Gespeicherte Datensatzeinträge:
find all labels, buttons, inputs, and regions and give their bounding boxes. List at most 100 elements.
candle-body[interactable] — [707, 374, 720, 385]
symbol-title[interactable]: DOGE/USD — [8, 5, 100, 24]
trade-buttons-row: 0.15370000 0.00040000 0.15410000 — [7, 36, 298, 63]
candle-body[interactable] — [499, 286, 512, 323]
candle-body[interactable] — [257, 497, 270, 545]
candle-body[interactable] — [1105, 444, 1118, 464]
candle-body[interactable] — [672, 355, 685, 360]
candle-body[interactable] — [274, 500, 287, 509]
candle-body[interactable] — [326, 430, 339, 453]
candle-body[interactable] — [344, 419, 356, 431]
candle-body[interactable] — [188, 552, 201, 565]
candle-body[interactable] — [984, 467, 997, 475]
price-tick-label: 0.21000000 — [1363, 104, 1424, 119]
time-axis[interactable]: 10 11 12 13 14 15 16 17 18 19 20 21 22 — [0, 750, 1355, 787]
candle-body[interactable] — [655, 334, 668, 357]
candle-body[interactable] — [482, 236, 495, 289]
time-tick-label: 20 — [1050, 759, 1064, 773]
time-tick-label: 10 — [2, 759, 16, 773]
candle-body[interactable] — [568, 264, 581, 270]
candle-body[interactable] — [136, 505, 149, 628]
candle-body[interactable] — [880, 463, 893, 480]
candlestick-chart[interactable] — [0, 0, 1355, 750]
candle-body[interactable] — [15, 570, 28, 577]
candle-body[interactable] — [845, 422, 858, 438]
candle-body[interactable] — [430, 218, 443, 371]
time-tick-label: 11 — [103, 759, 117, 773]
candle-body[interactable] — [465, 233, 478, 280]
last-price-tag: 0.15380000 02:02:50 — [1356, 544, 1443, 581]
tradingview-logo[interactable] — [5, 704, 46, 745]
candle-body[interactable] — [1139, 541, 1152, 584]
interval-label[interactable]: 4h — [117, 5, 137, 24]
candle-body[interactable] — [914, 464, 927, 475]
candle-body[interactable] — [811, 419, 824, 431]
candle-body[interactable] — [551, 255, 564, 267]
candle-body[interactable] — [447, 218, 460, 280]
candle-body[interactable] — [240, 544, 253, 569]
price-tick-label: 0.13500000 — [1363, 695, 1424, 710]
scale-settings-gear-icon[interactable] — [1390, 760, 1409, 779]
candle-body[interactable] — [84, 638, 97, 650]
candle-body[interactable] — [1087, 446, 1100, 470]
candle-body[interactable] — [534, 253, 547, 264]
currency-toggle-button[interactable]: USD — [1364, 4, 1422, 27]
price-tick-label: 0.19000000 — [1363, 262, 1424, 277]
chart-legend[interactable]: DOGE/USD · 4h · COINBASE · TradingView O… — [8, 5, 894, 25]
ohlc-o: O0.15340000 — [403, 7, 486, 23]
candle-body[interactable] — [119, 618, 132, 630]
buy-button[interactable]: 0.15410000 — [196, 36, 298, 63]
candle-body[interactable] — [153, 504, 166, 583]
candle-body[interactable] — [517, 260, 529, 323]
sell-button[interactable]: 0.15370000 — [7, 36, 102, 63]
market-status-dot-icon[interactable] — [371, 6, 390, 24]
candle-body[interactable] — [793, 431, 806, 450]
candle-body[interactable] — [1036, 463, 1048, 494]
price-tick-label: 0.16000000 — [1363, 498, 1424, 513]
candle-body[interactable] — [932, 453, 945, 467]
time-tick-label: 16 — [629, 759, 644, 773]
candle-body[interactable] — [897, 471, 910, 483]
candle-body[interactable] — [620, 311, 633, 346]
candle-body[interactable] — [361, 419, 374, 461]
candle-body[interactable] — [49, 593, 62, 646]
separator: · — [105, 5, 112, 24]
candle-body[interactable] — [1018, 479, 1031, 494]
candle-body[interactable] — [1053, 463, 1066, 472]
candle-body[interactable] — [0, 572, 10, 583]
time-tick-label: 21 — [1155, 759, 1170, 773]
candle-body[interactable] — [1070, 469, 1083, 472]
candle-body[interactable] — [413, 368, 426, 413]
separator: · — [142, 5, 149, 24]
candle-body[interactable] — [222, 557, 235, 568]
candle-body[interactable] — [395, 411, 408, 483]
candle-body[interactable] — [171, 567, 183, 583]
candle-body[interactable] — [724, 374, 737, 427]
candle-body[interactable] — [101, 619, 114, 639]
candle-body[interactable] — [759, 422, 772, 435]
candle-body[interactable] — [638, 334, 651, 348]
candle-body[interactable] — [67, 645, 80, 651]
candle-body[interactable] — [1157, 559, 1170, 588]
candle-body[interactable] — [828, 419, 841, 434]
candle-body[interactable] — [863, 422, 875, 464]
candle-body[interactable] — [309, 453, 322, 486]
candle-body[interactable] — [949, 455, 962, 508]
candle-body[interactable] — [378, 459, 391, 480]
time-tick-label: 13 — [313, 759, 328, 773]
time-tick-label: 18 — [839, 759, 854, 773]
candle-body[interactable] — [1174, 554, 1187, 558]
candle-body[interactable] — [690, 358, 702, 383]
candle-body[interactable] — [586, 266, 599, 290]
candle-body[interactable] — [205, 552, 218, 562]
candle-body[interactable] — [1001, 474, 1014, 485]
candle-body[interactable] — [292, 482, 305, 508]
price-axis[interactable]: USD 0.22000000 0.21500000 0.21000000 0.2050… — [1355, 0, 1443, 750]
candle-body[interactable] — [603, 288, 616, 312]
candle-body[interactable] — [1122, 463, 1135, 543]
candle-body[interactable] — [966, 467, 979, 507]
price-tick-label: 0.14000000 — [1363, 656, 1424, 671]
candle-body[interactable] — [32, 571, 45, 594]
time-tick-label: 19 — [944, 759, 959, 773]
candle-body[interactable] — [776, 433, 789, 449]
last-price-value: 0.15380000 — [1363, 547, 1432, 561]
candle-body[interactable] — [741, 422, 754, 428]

• [ZIEL DER ÜBUNG] Schreiben Sie sämtliche Zeilen der obigen Daten unverändert und in derselben Reihenfolge ab.

• [SCHRIFTLICHE ANTWORT]
find all labels, buttons, inputs, and regions and give their bounding boxes. List at most 100 elements.
candle-body[interactable] — [707, 374, 720, 385]
symbol-title[interactable]: DOGE/USD — [8, 5, 100, 24]
trade-buttons-row: 0.15370000 0.00040000 0.15410000 — [7, 36, 298, 63]
candle-body[interactable] — [499, 286, 512, 323]
candle-body[interactable] — [257, 497, 270, 545]
candle-body[interactable] — [1105, 444, 1118, 464]
candle-body[interactable] — [672, 355, 685, 360]
candle-body[interactable] — [274, 500, 287, 509]
candle-body[interactable] — [326, 430, 339, 453]
candle-body[interactable] — [344, 419, 356, 431]
candle-body[interactable] — [188, 552, 201, 565]
candle-body[interactable] — [984, 467, 997, 475]
price-tick-label: 0.21000000 — [1363, 104, 1424, 119]
time-axis[interactable]: 10 11 12 13 14 15 16 17 18 19 20 21 22 — [0, 750, 1355, 787]
candle-body[interactable] — [655, 334, 668, 357]
candle-body[interactable] — [482, 236, 495, 289]
time-tick-label: 20 — [1050, 759, 1064, 773]
time-tick-label: 10 — [2, 759, 16, 773]
candle-body[interactable] — [568, 264, 581, 270]
candle-body[interactable] — [136, 505, 149, 628]
candle-body[interactable] — [880, 463, 893, 480]
candlestick-chart[interactable] — [0, 0, 1355, 750]
candle-body[interactable] — [15, 570, 28, 577]
candle-body[interactable] — [845, 422, 858, 438]
candle-body[interactable] — [430, 218, 443, 371]
time-tick-label: 11 — [103, 759, 117, 773]
candle-body[interactable] — [465, 233, 478, 280]
last-price-tag: 0.15380000 02:02:50 — [1356, 544, 1443, 581]
tradingview-logo[interactable] — [5, 704, 46, 745]
candle-body[interactable] — [1139, 541, 1152, 584]
interval-label[interactable]: 4h — [117, 5, 137, 24]
candle-body[interactable] — [914, 464, 927, 475]
candle-body[interactable] — [811, 419, 824, 431]
candle-body[interactable] — [551, 255, 564, 267]
candle-body[interactable] — [447, 218, 460, 280]
candle-body[interactable] — [240, 544, 253, 569]
price-tick-label: 0.13500000 — [1363, 695, 1424, 710]
scale-settings-gear-icon[interactable] — [1390, 760, 1409, 779]
candle-body[interactable] — [84, 638, 97, 650]
candle-body[interactable] — [1087, 446, 1100, 470]
candle-body[interactable] — [534, 253, 547, 264]
currency-toggle-button[interactable]: USD — [1364, 4, 1422, 27]
price-tick-label: 0.19000000 — [1363, 262, 1424, 277]
chart-legend[interactable]: DOGE/USD · 4h · COINBASE · TradingView O… — [8, 5, 894, 25]
ohlc-o: O0.15340000 — [403, 7, 486, 23]
candle-body[interactable] — [119, 618, 132, 630]
buy-button[interactable]: 0.15410000 — [196, 36, 298, 63]
candle-body[interactable] — [153, 504, 166, 583]
candle-body[interactable] — [517, 260, 529, 323]
sell-button[interactable]: 0.15370000 — [7, 36, 102, 63]
market-status-dot-icon[interactable] — [371, 6, 390, 24]
candle-body[interactable] — [793, 431, 806, 450]
candle-body[interactable] — [1036, 463, 1048, 494]
price-tick-label: 0.16000000 — [1363, 498, 1424, 513]
candle-body[interactable] — [932, 453, 945, 467]
time-tick-label: 16 — [629, 759, 644, 773]
candle-body[interactable] — [897, 471, 910, 483]
candle-body[interactable] — [620, 311, 633, 346]
candle-body[interactable] — [361, 419, 374, 461]
candle-body[interactable] — [49, 593, 62, 646]
separator: · — [105, 5, 112, 24]
candle-body[interactable] — [1018, 479, 1031, 494]
candle-body[interactable] — [1053, 463, 1066, 472]
candle-body[interactable] — [0, 572, 10, 583]
time-tick-label: 21 — [1155, 759, 1170, 773]
candle-body[interactable] — [1070, 469, 1083, 472]
candle-body[interactable] — [413, 368, 426, 413]
separator: · — [142, 5, 149, 24]
candle-body[interactable] — [222, 557, 235, 568]
candle-body[interactable] — [395, 411, 408, 483]
candle-body[interactable] — [171, 567, 183, 583]
candle-body[interactable] — [724, 374, 737, 427]
candle-body[interactable] — [101, 619, 114, 639]
candle-body[interactable] — [759, 422, 772, 435]
candle-body[interactable] — [638, 334, 651, 348]
candle-body[interactable] — [67, 645, 80, 651]
candle-body[interactable] — [1157, 559, 1170, 588]
candle-body[interactable] — [828, 419, 841, 434]
candle-body[interactable] — [863, 422, 875, 464]
candle-body[interactable] — [309, 453, 322, 486]
candle-body[interactable] — [949, 455, 962, 508]
candle-body[interactable] — [378, 459, 391, 480]
time-tick-label: 13 — [313, 759, 328, 773]
time-tick-label: 18 — [839, 759, 854, 773]
candle-body[interactable] — [1174, 554, 1187, 558]
candle-body[interactable] — [690, 358, 702, 383]
candle-body[interactable] — [586, 266, 599, 290]
candle-body[interactable] — [205, 552, 218, 562]
candle-body[interactable] — [1001, 474, 1014, 485]
candle-body[interactable] — [292, 482, 305, 508]
price-axis[interactable]: USD 0.22000000 0.21500000 0.21000000 0.2050… — [1355, 0, 1443, 750]
candle-body[interactable] — [603, 288, 616, 312]
candle-body[interactable] — [1122, 463, 1135, 543]
candle-body[interactable] — [966, 467, 979, 507]
price-tick-label: 0.14000000 — [1363, 656, 1424, 671]
candle-body[interactable] — [32, 571, 45, 594]
time-tick-label: 19 — [944, 759, 959, 773]
candle-body[interactable] — [776, 433, 789, 449]
last-price-value: 0.15380000 — [1363, 547, 1432, 561]
candle-body[interactable] — [741, 422, 754, 428]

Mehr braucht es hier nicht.